* begin Data shown *

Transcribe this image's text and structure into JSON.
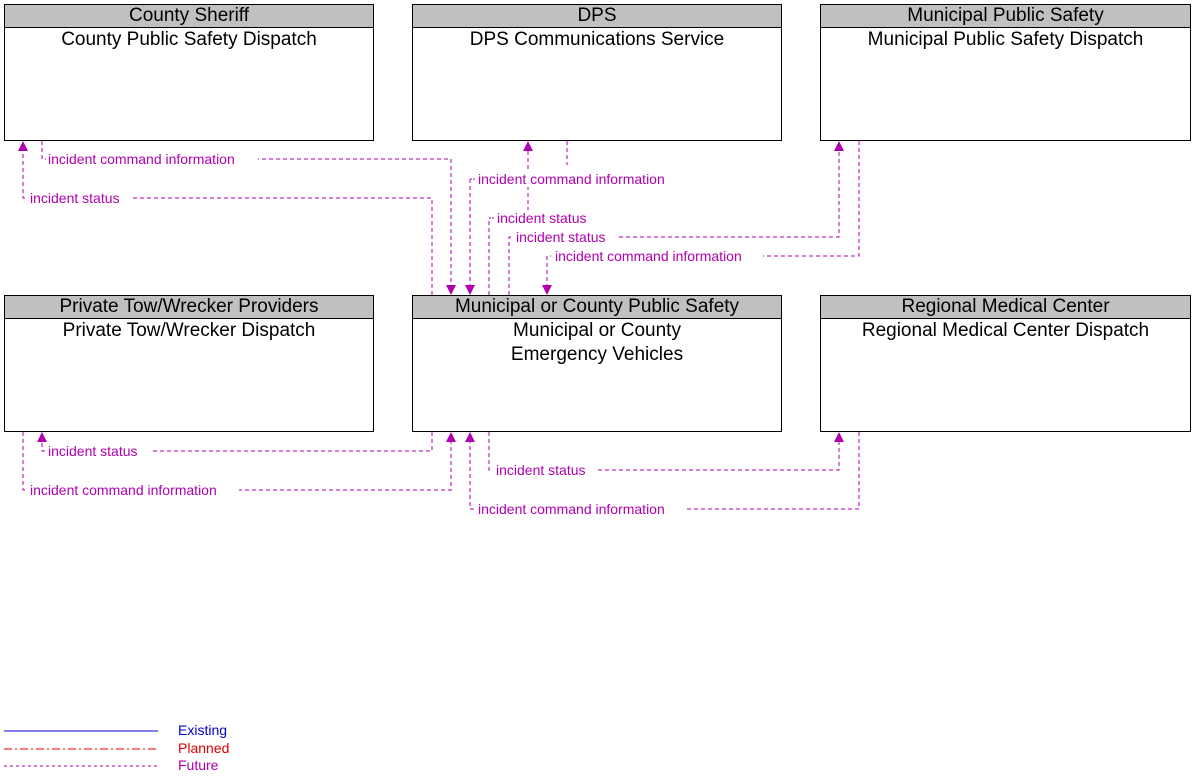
{
  "colors": {
    "future": "#b000b0",
    "existing": "#0000cc",
    "planned": "#e00000",
    "header_bg": "#c0c0c0"
  },
  "boxes": [
    {
      "id": "county-sheriff",
      "owner": "County Sheriff",
      "name": "County Public Safety Dispatch"
    },
    {
      "id": "dps",
      "owner": "DPS",
      "name": "DPS Communications Service"
    },
    {
      "id": "municipal-public-safety",
      "owner": "Municipal Public Safety",
      "name": "Municipal Public Safety Dispatch"
    },
    {
      "id": "private-tow",
      "owner": "Private Tow/Wrecker Providers",
      "name": "Private Tow/Wrecker Dispatch"
    },
    {
      "id": "center",
      "owner": "Municipal or County Public Safety",
      "name": "Municipal or County Emergency Vehicles"
    },
    {
      "id": "regional-medical",
      "owner": "Regional Medical Center",
      "name": "Regional Medical Center Dispatch"
    }
  ],
  "flows": [
    {
      "label": "incident command information",
      "from": "County Public Safety Dispatch",
      "to": "Municipal or County Emergency Vehicles",
      "status": "Future"
    },
    {
      "label": "incident status",
      "from": "Municipal or County Emergency Vehicles",
      "to": "County Public Safety Dispatch",
      "status": "Future"
    },
    {
      "label": "incident command information",
      "from": "DPS Communications Service",
      "to": "Municipal or County Emergency Vehicles",
      "status": "Future"
    },
    {
      "label": "incident status",
      "from": "Municipal or County Emergency Vehicles",
      "to": "DPS Communications Service",
      "status": "Future"
    },
    {
      "label": "incident status",
      "from": "Municipal or County Emergency Vehicles",
      "to": "Municipal Public Safety Dispatch",
      "status": "Future"
    },
    {
      "label": "incident command information",
      "from": "Municipal Public Safety Dispatch",
      "to": "Municipal or County Emergency Vehicles",
      "status": "Future"
    },
    {
      "label": "incident status",
      "from": "Municipal or County Emergency Vehicles",
      "to": "Private Tow/Wrecker Dispatch",
      "status": "Future"
    },
    {
      "label": "incident command information",
      "from": "Private Tow/Wrecker Dispatch",
      "to": "Municipal or County Emergency Vehicles",
      "status": "Future"
    },
    {
      "label": "incident status",
      "from": "Municipal or County Emergency Vehicles",
      "to": "Regional Medical Center Dispatch",
      "status": "Future"
    },
    {
      "label": "incident command information",
      "from": "Regional Medical Center Dispatch",
      "to": "Municipal or County Emergency Vehicles",
      "status": "Future"
    }
  ],
  "legend": [
    {
      "label": "Existing",
      "color": "#0000cc"
    },
    {
      "label": "Planned",
      "color": "#e00000"
    },
    {
      "label": "Future",
      "color": "#b000b0"
    }
  ]
}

* end Data shown *

__Exercise aim__. Leave out the pictures and print each record exactly as it stands.

__Task answer__.
Transcribe this image's text and structure into JSON.
{
  "colors": {
    "future": "#b000b0",
    "existing": "#0000cc",
    "planned": "#e00000",
    "header_bg": "#c0c0c0"
  },
  "boxes": [
    {
      "id": "county-sheriff",
      "owner": "County Sheriff",
      "name": "County Public Safety Dispatch"
    },
    {
      "id": "dps",
      "owner": "DPS",
      "name": "DPS Communications Service"
    },
    {
      "id": "municipal-public-safety",
      "owner": "Municipal Public Safety",
      "name": "Municipal Public Safety Dispatch"
    },
    {
      "id": "private-tow",
      "owner": "Private Tow/Wrecker Providers",
      "name": "Private Tow/Wrecker Dispatch"
    },
    {
      "id": "center",
      "owner": "Municipal or County Public Safety",
      "name": "Municipal or County Emergency Vehicles"
    },
    {
      "id": "regional-medical",
      "owner": "Regional Medical Center",
      "name": "Regional Medical Center Dispatch"
    }
  ],
  "flows": [
    {
      "label": "incident command information",
      "from": "County Public Safety Dispatch",
      "to": "Municipal or County Emergency Vehicles",
      "status": "Future"
    },
    {
      "label": "incident status",
      "from": "Municipal or County Emergency Vehicles",
      "to": "County Public Safety Dispatch",
      "status": "Future"
    },
    {
      "label": "incident command information",
      "from": "DPS Communications Service",
      "to": "Municipal or County Emergency Vehicles",
      "status": "Future"
    },
    {
      "label": "incident status",
      "from": "Municipal or County Emergency Vehicles",
      "to": "DPS Communications Service",
      "status": "Future"
    },
    {
      "label": "incident status",
      "from": "Municipal or County Emergency Vehicles",
      "to": "Municipal Public Safety Dispatch",
      "status": "Future"
    },
    {
      "label": "incident command information",
      "from": "Municipal Public Safety Dispatch",
      "to": "Municipal or County Emergency Vehicles",
      "status": "Future"
    },
    {
      "label": "incident status",
      "from": "Municipal or County Emergency Vehicles",
      "to": "Private Tow/Wrecker Dispatch",
      "status": "Future"
    },
    {
      "label": "incident command information",
      "from": "Private Tow/Wrecker Dispatch",
      "to": "Municipal or County Emergency Vehicles",
      "status": "Future"
    },
    {
      "label": "incident status",
      "from": "Municipal or County Emergency Vehicles",
      "to": "Regional Medical Center Dispatch",
      "status": "Future"
    },
    {
      "label": "incident command information",
      "from": "Regional Medical Center Dispatch",
      "to": "Municipal or County Emergency Vehicles",
      "status": "Future"
    }
  ],
  "legend": [
    {
      "label": "Existing",
      "color": "#0000cc"
    },
    {
      "label": "Planned",
      "color": "#e00000"
    },
    {
      "label": "Future",
      "color": "#b000b0"
    }
  ]
}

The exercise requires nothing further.